_Aim:_ Copy the listing verbatim, from its first line up to and including the line that contains "svg-text:8: 8 (66, 157, 72, 169)".

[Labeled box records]
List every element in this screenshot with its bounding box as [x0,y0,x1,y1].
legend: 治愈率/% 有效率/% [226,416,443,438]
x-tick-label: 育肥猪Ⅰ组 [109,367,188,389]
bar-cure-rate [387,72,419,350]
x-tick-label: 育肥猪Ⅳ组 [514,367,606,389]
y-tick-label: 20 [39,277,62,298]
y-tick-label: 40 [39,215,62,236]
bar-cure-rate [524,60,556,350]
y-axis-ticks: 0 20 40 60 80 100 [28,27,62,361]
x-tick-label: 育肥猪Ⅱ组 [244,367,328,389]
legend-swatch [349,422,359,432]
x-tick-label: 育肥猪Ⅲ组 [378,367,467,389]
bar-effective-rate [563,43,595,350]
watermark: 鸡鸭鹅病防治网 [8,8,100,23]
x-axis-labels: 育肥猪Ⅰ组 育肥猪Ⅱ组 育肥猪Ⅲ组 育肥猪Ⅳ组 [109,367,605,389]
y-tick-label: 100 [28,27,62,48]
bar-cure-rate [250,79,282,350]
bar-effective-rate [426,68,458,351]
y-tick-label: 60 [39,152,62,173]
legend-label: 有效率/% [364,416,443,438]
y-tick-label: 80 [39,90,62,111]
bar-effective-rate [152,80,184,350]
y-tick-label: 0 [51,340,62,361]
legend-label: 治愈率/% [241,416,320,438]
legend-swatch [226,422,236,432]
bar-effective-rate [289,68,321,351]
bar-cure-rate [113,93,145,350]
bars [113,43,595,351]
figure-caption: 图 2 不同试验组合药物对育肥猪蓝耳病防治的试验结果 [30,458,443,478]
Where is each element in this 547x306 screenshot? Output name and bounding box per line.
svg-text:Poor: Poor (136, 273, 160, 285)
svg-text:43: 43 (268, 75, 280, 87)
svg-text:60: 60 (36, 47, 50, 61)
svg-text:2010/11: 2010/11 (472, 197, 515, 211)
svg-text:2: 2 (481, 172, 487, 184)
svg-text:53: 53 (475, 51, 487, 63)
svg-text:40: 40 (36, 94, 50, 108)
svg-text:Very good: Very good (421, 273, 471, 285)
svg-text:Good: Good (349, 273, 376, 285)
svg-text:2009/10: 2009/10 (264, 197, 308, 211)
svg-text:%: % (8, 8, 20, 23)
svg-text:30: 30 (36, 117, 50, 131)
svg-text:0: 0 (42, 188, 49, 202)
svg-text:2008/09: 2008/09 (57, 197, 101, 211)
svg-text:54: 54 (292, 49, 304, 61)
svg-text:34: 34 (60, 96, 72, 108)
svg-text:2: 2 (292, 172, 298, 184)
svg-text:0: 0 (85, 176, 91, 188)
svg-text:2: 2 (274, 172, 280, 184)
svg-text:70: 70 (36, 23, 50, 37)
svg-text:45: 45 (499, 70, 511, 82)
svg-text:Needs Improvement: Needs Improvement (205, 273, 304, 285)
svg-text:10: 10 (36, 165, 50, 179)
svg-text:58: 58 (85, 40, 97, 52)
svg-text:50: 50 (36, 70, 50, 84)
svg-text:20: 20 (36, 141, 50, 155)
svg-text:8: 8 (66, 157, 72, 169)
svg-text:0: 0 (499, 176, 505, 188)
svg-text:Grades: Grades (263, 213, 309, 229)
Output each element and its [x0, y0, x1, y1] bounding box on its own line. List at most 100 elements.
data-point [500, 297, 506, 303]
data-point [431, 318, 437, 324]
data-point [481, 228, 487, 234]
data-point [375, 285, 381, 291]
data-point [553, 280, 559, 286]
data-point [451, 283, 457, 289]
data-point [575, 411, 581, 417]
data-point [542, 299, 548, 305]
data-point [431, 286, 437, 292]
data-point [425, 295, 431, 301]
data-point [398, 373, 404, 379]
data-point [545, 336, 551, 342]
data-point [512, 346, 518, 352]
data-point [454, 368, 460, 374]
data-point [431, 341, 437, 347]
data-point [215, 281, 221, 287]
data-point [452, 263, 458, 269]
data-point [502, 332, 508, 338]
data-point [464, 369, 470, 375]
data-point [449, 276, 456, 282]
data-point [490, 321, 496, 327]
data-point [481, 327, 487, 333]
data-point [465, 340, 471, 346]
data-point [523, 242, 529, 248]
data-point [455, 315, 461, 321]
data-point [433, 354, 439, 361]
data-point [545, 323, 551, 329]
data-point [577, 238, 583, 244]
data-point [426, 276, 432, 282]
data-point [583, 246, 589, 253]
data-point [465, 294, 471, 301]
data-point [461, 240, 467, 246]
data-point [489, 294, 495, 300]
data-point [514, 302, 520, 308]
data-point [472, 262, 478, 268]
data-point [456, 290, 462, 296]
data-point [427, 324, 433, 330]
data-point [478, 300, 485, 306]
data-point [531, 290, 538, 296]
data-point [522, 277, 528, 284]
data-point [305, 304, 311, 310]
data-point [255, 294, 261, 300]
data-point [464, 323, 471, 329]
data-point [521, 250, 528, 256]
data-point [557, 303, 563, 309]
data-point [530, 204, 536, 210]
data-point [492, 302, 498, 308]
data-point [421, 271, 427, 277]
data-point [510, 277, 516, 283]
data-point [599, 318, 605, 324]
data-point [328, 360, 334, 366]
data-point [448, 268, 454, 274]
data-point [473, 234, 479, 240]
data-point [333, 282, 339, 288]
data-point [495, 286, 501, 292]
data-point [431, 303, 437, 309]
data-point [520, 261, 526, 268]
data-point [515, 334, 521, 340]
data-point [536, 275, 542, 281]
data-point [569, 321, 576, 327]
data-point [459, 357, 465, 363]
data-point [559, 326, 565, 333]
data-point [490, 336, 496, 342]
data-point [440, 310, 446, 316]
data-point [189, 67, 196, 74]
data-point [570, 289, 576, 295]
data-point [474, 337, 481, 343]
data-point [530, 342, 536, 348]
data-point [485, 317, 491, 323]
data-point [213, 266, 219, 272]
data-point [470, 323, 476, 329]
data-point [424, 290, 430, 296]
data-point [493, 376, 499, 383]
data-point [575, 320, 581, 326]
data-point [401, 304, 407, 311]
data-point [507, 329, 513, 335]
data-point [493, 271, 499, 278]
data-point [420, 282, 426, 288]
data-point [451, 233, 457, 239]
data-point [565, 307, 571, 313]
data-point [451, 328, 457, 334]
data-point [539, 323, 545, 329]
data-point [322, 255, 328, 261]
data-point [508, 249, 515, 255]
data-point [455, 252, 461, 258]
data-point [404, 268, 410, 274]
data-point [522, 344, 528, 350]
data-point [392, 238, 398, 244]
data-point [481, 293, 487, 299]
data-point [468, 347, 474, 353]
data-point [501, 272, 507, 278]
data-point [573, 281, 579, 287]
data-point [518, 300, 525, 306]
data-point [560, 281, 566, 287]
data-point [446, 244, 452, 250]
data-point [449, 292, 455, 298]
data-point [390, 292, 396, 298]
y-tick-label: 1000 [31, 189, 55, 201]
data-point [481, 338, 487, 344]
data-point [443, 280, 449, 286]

_Reply to the task:_
List every element in this screenshot with its bounding box as [x0,y0,x1,y1].
legend: 治愈率/% 有效率/% [226,416,443,438]
x-tick-label: 育肥猪Ⅰ组 [109,367,188,389]
bar-cure-rate [387,72,419,350]
x-tick-label: 育肥猪Ⅳ组 [514,367,606,389]
y-tick-label: 20 [39,277,62,298]
y-tick-label: 40 [39,215,62,236]
bar-cure-rate [524,60,556,350]
y-axis-ticks: 0 20 40 60 80 100 [28,27,62,361]
x-tick-label: 育肥猪Ⅱ组 [244,367,328,389]
legend-swatch [349,422,359,432]
x-tick-label: 育肥猪Ⅲ组 [378,367,467,389]
bar-effective-rate [563,43,595,350]
watermark: 鸡鸭鹅病防治网 [8,8,100,23]
x-axis-labels: 育肥猪Ⅰ组 育肥猪Ⅱ组 育肥猪Ⅲ组 育肥猪Ⅳ组 [109,367,605,389]
y-tick-label: 100 [28,27,62,48]
bar-cure-rate [250,79,282,350]
bar-effective-rate [426,68,458,351]
y-tick-label: 60 [39,152,62,173]
legend-label: 有效率/% [364,416,443,438]
y-tick-label: 80 [39,90,62,111]
bar-effective-rate [152,80,184,350]
y-tick-label: 0 [51,340,62,361]
legend-label: 治愈率/% [241,416,320,438]
legend-swatch [226,422,236,432]
bar-effective-rate [289,68,321,351]
bar-cure-rate [113,93,145,350]
bars [113,43,595,351]
figure-caption: 图 2 不同试验组合药物对育肥猪蓝耳病防治的试验结果 [30,458,443,478]
Where is each element in this 547x306 screenshot? Output name and bounding box per line.
svg-text:Poor: Poor (136, 273, 160, 285)
svg-text:43: 43 (268, 75, 280, 87)
svg-text:60: 60 (36, 47, 50, 61)
svg-text:2010/11: 2010/11 (472, 197, 515, 211)
svg-text:2: 2 (481, 172, 487, 184)
svg-text:53: 53 (475, 51, 487, 63)
svg-text:40: 40 (36, 94, 50, 108)
svg-text:Very good: Very good (421, 273, 471, 285)
svg-text:Good: Good (349, 273, 376, 285)
svg-text:2009/10: 2009/10 (264, 197, 308, 211)
svg-text:%: % (8, 8, 20, 23)
svg-text:30: 30 (36, 117, 50, 131)
svg-text:0: 0 (42, 188, 49, 202)
svg-text:2008/09: 2008/09 (57, 197, 101, 211)
svg-text:54: 54 (292, 49, 304, 61)
svg-text:34: 34 (60, 96, 72, 108)
svg-text:2: 2 (292, 172, 298, 184)
svg-text:0: 0 (85, 176, 91, 188)
svg-text:2: 2 (274, 172, 280, 184)
svg-text:70: 70 (36, 23, 50, 37)
svg-text:45: 45 (499, 70, 511, 82)
svg-text:Needs Improvement: Needs Improvement (205, 273, 304, 285)
svg-text:10: 10 (36, 165, 50, 179)
svg-text:58: 58 (85, 40, 97, 52)
svg-text:50: 50 (36, 70, 50, 84)
svg-text:20: 20 (36, 141, 50, 155)
svg-text:8: 8 (66, 157, 72, 169)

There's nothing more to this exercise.